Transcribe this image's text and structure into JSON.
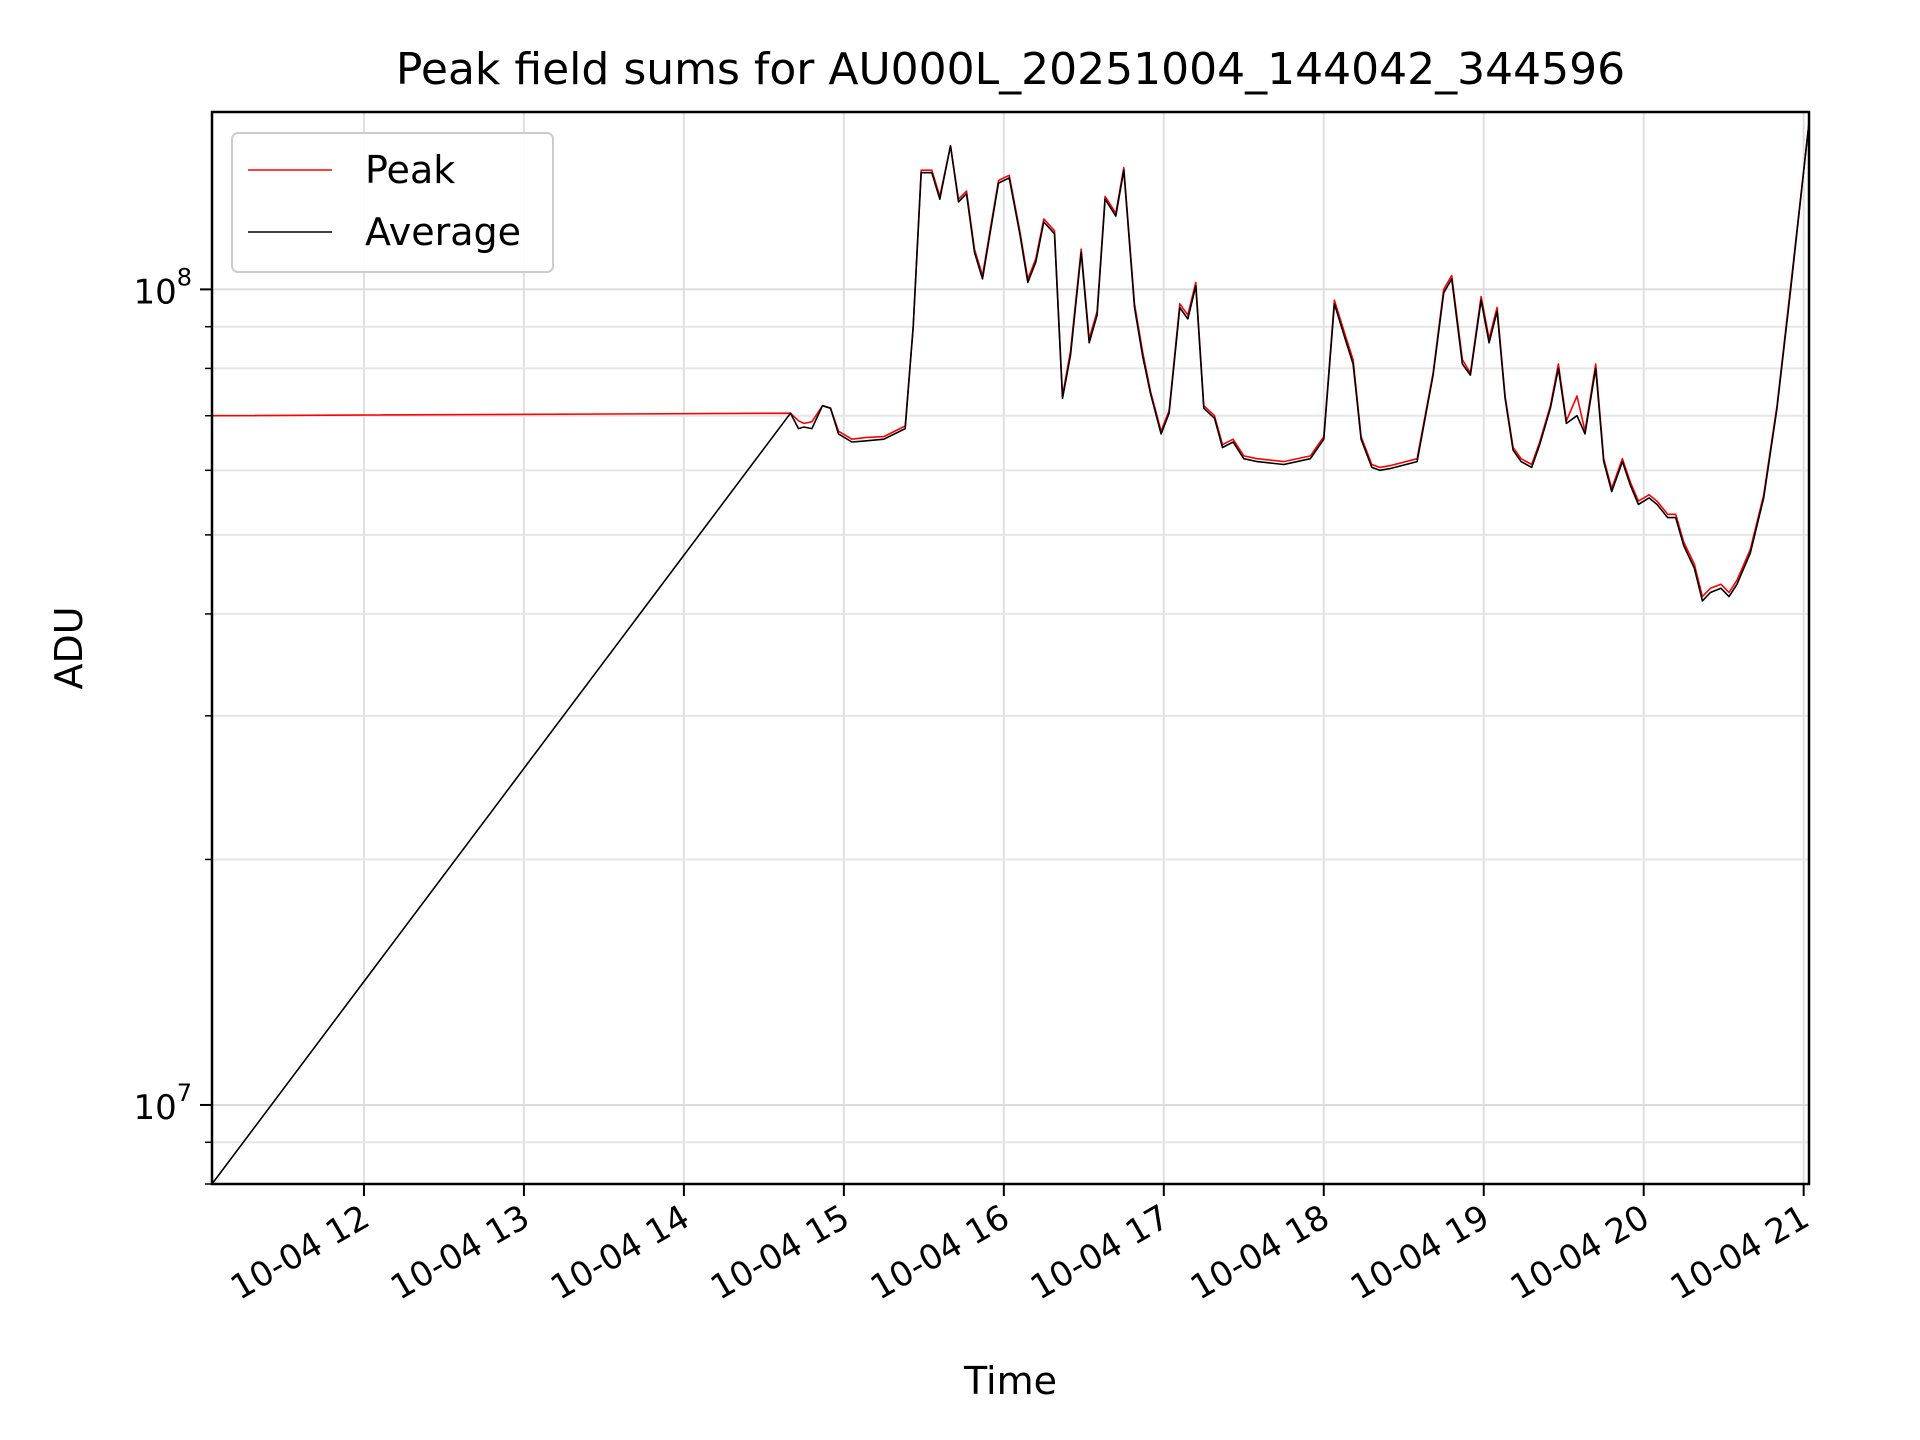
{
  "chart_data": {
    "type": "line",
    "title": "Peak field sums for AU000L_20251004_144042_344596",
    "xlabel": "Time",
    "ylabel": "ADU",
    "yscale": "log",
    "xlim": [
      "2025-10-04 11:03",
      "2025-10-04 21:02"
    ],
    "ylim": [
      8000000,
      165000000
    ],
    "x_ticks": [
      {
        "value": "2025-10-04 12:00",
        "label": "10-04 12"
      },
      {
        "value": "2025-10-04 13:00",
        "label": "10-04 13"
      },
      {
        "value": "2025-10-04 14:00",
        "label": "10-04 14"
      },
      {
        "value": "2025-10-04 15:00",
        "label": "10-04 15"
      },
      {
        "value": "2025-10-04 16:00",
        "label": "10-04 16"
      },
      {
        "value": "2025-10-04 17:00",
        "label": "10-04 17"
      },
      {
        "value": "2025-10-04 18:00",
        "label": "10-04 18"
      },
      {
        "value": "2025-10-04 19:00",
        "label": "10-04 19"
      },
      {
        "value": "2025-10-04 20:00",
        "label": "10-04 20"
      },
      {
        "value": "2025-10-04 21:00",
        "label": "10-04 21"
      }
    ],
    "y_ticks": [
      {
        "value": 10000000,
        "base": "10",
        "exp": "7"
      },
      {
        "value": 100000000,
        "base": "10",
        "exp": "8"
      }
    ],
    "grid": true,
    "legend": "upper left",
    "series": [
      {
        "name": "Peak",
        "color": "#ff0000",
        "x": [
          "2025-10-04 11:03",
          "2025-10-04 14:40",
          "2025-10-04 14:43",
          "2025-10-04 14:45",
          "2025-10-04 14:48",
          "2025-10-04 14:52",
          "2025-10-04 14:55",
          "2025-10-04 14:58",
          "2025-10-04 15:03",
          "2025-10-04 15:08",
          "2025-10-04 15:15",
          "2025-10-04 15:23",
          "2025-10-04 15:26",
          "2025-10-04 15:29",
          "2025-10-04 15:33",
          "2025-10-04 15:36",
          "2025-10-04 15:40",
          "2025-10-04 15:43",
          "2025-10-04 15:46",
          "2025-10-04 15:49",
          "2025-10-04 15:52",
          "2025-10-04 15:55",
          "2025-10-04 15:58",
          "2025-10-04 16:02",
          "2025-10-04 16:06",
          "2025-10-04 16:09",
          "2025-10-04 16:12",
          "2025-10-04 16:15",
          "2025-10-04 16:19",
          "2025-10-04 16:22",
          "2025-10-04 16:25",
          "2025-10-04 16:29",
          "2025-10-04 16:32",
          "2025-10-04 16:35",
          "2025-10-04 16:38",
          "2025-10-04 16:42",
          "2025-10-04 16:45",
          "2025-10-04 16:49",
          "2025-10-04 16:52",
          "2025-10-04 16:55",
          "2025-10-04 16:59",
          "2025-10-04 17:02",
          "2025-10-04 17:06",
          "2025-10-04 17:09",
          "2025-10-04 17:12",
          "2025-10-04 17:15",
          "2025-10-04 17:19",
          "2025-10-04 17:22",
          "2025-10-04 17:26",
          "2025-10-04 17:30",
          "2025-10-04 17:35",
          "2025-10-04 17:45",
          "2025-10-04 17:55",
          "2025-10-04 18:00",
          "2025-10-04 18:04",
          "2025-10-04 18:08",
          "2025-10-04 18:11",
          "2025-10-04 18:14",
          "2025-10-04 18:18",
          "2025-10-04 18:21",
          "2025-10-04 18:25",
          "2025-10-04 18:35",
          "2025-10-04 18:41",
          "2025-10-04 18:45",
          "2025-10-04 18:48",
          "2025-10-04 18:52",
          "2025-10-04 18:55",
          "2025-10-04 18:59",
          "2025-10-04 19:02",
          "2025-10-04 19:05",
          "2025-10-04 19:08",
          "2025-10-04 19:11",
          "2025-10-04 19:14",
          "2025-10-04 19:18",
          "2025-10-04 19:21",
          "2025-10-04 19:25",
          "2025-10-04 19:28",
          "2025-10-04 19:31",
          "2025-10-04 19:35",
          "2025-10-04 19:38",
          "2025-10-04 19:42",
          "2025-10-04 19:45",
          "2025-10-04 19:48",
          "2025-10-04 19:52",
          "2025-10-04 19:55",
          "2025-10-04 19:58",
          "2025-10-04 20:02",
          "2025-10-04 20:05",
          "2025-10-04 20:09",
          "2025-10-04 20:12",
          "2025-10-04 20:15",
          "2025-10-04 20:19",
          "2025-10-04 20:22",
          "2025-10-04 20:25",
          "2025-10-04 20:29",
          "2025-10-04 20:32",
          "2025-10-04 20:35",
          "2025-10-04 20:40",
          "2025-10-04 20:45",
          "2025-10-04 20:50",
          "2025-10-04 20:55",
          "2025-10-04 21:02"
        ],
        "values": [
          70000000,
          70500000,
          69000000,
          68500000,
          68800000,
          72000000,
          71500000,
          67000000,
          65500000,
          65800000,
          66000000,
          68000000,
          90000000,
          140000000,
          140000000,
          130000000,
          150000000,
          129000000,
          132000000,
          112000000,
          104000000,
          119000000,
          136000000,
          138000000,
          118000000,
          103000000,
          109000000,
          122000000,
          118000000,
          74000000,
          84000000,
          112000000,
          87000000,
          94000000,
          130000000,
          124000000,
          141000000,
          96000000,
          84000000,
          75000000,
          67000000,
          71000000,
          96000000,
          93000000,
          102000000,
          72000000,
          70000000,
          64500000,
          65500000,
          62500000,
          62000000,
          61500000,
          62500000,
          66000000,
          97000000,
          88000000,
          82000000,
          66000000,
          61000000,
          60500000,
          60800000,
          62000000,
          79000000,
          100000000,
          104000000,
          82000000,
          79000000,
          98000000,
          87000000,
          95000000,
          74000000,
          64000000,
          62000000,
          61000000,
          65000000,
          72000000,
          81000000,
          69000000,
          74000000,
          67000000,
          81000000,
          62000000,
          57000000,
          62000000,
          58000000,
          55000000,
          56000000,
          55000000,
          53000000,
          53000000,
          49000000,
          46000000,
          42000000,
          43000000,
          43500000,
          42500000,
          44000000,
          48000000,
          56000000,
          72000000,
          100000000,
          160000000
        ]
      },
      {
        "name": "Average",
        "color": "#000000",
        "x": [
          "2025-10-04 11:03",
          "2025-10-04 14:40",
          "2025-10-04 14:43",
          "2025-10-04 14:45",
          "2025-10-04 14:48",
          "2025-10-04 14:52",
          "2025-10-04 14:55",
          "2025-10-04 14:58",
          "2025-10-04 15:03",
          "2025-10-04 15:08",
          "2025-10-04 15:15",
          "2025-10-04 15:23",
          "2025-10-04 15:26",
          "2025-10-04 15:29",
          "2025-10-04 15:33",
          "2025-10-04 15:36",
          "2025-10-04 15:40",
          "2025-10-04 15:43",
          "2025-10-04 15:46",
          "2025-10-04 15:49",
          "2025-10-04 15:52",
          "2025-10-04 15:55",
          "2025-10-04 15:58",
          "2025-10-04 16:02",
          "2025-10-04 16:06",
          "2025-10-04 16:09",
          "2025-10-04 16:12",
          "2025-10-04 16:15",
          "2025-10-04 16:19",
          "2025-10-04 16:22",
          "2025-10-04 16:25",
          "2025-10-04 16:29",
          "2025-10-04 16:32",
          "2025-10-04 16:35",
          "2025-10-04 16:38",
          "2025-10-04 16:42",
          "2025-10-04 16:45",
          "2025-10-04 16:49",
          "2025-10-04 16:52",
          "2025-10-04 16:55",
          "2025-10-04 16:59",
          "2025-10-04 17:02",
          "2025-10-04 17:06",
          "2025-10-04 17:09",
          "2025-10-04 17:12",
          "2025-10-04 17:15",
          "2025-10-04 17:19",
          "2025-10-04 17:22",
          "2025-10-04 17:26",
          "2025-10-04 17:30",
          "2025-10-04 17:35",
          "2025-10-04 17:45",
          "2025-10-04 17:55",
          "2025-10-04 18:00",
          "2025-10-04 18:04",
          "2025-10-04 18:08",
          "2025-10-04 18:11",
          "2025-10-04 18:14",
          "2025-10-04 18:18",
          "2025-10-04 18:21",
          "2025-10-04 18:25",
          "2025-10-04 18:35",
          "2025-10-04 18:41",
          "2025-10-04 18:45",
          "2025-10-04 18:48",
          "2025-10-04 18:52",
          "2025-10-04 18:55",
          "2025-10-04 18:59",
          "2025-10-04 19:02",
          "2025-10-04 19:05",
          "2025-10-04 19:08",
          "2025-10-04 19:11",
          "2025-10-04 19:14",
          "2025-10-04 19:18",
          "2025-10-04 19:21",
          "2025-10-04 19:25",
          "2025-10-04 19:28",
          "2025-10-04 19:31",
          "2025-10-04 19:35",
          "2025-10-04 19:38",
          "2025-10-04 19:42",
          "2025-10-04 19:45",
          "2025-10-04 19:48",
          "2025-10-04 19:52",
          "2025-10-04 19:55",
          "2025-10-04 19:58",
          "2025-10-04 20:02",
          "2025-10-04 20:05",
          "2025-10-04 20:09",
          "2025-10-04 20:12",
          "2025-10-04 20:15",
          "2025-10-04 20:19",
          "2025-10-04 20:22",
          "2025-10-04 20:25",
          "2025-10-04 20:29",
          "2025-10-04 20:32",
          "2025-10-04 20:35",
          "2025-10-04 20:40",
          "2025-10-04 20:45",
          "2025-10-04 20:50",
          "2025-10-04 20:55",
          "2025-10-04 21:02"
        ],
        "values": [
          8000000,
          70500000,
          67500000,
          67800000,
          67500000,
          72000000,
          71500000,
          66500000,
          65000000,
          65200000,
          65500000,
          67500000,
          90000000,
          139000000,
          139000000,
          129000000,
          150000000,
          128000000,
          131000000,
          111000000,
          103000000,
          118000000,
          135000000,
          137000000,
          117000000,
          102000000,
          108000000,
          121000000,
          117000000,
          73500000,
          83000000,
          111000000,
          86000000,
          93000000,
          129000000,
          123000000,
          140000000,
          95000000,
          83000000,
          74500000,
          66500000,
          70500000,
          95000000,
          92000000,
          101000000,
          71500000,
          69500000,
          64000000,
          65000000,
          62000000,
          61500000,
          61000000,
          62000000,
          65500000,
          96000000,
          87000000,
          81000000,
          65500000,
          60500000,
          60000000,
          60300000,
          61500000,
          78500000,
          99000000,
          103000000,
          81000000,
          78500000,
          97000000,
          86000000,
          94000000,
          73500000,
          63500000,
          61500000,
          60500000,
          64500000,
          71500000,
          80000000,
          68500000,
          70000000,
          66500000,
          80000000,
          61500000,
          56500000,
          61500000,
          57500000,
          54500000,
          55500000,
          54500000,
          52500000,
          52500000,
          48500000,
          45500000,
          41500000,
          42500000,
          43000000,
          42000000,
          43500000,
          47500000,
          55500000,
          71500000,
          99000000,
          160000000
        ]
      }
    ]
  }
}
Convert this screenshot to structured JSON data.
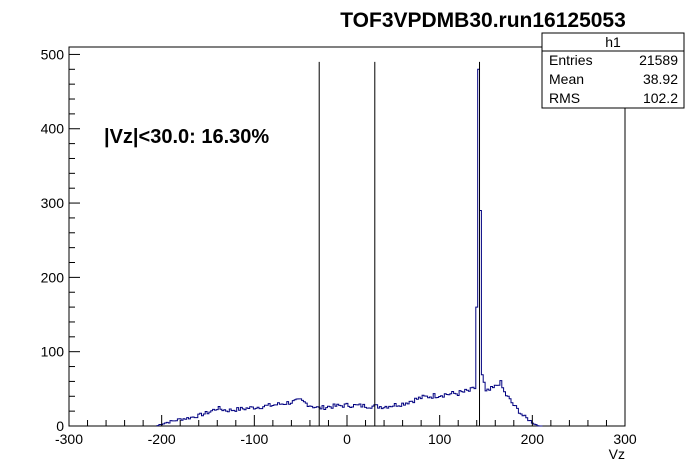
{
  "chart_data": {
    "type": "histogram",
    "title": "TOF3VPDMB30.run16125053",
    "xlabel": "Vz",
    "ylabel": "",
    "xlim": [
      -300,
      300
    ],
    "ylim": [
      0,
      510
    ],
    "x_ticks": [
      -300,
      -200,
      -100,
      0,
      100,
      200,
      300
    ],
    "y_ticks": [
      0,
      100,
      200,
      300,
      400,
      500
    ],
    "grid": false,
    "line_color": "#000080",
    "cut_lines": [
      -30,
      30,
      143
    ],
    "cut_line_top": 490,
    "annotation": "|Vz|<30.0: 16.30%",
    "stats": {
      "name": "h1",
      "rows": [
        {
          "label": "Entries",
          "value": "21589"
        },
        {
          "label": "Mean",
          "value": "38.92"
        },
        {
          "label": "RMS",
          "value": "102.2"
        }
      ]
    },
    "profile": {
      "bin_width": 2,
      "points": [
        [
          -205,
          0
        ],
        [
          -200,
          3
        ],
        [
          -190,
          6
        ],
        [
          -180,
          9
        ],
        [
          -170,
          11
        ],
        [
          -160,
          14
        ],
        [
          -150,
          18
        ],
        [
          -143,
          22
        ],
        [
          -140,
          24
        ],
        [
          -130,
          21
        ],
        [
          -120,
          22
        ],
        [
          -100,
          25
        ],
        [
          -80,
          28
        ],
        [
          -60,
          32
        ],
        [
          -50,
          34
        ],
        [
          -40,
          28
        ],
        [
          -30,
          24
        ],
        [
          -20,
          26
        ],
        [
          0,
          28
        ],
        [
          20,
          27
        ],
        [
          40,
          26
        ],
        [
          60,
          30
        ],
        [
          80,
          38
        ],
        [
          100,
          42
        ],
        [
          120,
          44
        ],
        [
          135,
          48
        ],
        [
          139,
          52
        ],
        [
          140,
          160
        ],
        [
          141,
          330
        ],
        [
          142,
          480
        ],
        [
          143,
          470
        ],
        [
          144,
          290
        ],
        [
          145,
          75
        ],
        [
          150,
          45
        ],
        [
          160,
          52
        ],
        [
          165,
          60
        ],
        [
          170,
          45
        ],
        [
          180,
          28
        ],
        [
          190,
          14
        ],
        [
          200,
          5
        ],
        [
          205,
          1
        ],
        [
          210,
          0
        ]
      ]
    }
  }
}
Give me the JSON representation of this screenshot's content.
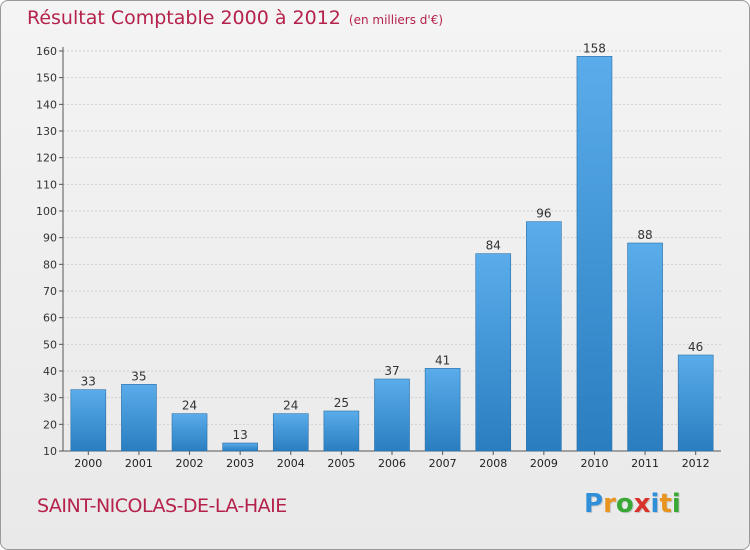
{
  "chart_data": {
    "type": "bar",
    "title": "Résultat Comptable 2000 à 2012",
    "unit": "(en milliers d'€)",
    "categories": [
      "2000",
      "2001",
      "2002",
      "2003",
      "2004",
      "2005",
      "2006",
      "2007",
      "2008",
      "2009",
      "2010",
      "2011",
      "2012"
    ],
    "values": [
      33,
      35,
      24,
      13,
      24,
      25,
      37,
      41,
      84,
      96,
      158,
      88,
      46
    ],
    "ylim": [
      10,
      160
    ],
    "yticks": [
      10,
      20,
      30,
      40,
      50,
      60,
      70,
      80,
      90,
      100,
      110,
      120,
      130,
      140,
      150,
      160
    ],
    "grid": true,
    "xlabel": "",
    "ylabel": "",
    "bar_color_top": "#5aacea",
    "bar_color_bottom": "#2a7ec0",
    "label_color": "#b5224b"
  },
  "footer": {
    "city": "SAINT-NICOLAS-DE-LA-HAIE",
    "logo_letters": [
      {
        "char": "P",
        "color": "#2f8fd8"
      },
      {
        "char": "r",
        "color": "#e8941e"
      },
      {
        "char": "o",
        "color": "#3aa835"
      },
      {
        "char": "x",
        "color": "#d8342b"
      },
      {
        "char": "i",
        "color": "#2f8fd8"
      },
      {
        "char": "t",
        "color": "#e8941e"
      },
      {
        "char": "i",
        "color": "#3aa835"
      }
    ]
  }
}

Exercise goal:
Collect each line holding the string "Peak".

Finished task:
    "title": "Peak field sums for AU000L_20251004_144042_344596",
        "name": "Peak",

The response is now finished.